Texte fourni
Cette dénomination se rapporte peut-être à la famille Mancel (originaire selon certains érudits du Mans) dont un membre Fulco Mensel est cité en 1220 ; ou selon d'autres, à une famille Mancel d'origine scandinave.
La Mancellière est la plus ancienne commune connue avec le suffixe « -ière ».

Mansellaria : toponyme cité en 1056 lorsque Guillaume le Conquérant retira la propriété de l'église aux chanoines de Rouen, d'où la forme française Mansellière. Par la suite, dans une copie de cet acte du XVIe siècle on trouve aussi Mancelaria.

Le territoire de la paroisse de La Mancellière faisait l'objet de convoitise entre l'évêque de Coutances et les chanoines de Rouen, patrons de l'église :
- L'article 19 du jugement prononcé en 1263 à la suite d'un grand procès survenu entre l'évêque et les chanoines prébendés du lieu, accorda à ceux-ci pleine juridiction temporelle et spirituelle sur leurs vassaux.
- En 1319, Philippe V le Long, roi de France, confirme à la cathédrale de Coutances l'église de La Mancellière avec ses appartenances et la terre du Caillou (Manselaria cum ecclesia et omnibus appendicas et terra quae dicitur Caillou).

En 1893, La Mancellière se voit attribuer le déterminatif « -sur-Vire » afin d'éviter la confusion avec l'autre commune du même nom dans le sud du département, appartenant autrefois au diocèse d’Avranches, et maintenant annexée à celle d'Isigny-le-Buat.

L’église

Sa construction

Le plan originel très simple de ce sanctuaire élevé au XIe siècle n’a pas été modifié :
- le chœur est très ancien avec des maçonneries en épi (ou opus spicatum) : côté sud, un pan de mur de 2 m de largeur sur 4 m de haut environ, et surtout côté nord, 6 m sur 5 m (modifiés ultérieurement par l'agrandissement des baies).
- une petite porte (aujourd'hui condamnée) de style roman avec un arc en plein cintre décoré de double rang de chevrons en dents de scie.
- à l'intérieur de l'église, deux petites frises romanes à éléments géométriques et des torsades à l'arc triomphal sont de période ancienne, XIe ou XIIe siècle.
- La structure de la nef serait de la même époque que le chœur. On retrouve tant au nord qu’au sud des petites parties de maçonneries en épi.

De nombreuses réfections du XVe au XVIIe ont modifié l’apparence de cette église : élargissement des baies, reconstruction de murs avec des contre-forts, modification de l’arc triomphal, obstruction de la baie axiale du chœur, suppression de la tribune...
Tout ceci atteste de l’ancienneté de cette construction.

Le clocher

Le cloche à bâtière est de construction plus récente, début XVIIe siècle. L’on aperçoit une lignée de pierres calcaires travaillées de chaque côté du portail. Ces pierres laissent supposer la récupération de pierres du XIIe ; des travaux y furent effectués en 1532.

Enregistrements fournis
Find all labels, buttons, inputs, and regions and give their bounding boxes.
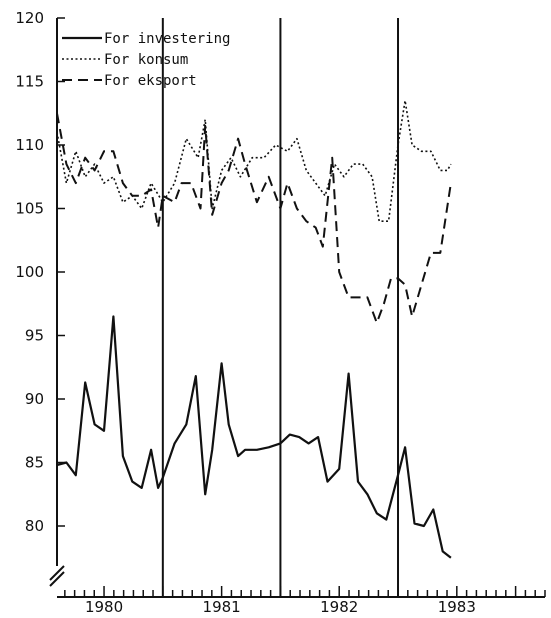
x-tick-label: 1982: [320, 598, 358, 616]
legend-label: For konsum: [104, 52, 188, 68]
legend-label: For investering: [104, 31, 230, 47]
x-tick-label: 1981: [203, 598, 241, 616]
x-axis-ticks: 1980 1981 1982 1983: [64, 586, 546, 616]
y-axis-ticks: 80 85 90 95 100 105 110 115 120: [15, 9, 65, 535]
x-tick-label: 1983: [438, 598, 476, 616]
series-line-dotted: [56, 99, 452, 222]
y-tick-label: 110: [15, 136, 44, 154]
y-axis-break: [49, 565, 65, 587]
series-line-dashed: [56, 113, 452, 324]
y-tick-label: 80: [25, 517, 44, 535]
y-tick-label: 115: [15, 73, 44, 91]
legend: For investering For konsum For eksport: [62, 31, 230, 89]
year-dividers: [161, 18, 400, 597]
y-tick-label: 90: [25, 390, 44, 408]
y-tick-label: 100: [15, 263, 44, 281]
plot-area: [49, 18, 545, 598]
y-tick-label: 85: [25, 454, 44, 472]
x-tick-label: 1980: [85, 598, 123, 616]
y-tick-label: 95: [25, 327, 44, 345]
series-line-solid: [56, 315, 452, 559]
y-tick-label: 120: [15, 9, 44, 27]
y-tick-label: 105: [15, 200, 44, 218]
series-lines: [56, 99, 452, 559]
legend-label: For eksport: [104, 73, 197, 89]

---

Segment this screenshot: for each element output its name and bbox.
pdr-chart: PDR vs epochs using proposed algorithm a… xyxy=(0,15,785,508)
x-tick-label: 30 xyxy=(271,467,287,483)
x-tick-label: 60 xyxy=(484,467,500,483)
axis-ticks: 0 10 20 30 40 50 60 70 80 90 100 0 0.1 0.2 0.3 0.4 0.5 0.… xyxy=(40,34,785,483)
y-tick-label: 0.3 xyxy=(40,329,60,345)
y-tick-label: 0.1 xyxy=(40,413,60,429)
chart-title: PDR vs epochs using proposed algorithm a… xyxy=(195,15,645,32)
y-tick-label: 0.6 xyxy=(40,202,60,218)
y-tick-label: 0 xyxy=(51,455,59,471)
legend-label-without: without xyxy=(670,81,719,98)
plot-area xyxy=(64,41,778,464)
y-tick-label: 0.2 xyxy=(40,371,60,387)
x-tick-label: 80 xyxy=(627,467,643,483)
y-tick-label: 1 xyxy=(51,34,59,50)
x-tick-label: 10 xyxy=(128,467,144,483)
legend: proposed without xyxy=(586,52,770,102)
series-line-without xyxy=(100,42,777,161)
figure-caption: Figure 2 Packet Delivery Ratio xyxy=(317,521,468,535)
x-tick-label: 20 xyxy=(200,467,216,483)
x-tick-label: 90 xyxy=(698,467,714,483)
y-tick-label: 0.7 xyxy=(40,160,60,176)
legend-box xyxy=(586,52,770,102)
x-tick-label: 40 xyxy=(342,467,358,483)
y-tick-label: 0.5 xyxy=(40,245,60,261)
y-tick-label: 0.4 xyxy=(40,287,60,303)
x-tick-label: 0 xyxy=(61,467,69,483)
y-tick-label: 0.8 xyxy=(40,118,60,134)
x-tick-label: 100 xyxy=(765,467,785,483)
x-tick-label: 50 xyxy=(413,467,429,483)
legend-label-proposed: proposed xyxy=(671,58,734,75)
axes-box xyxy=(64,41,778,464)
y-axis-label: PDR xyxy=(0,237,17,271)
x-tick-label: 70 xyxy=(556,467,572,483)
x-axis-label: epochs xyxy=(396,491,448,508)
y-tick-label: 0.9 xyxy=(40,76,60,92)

Tâches à réaliser
A - Selon le texte sur La Mancellière, en quelle année la commune a-t-elle reçu le déterminatif « -sur-Vire » ?
B - Recopiez le passage du texte sur La Mancellière qui s'ouvre sur les mots « - une petite » et se clôt sur « maçonneries en épi. ».
Ces enregistrements n'ont aucun lien avec le texte sur La Mancellière.

Résultats obtenus
A - En 1893.

B -
- une petite porte (aujourd'hui condamnée) de style roman avec un arc en plein cintre décoré de double rang de chevrons en dents de scie.
- à l'intérieur de l'église, deux petites frises romanes à éléments géométriques et des torsades à l'arc triomphal sont de période ancienne, XIe ou XIIe siècle.
- La structure de la nef serait de la même époque que le chœur. On retrouve tant au nord qu’au sud des petites parties de maçonneries en épi.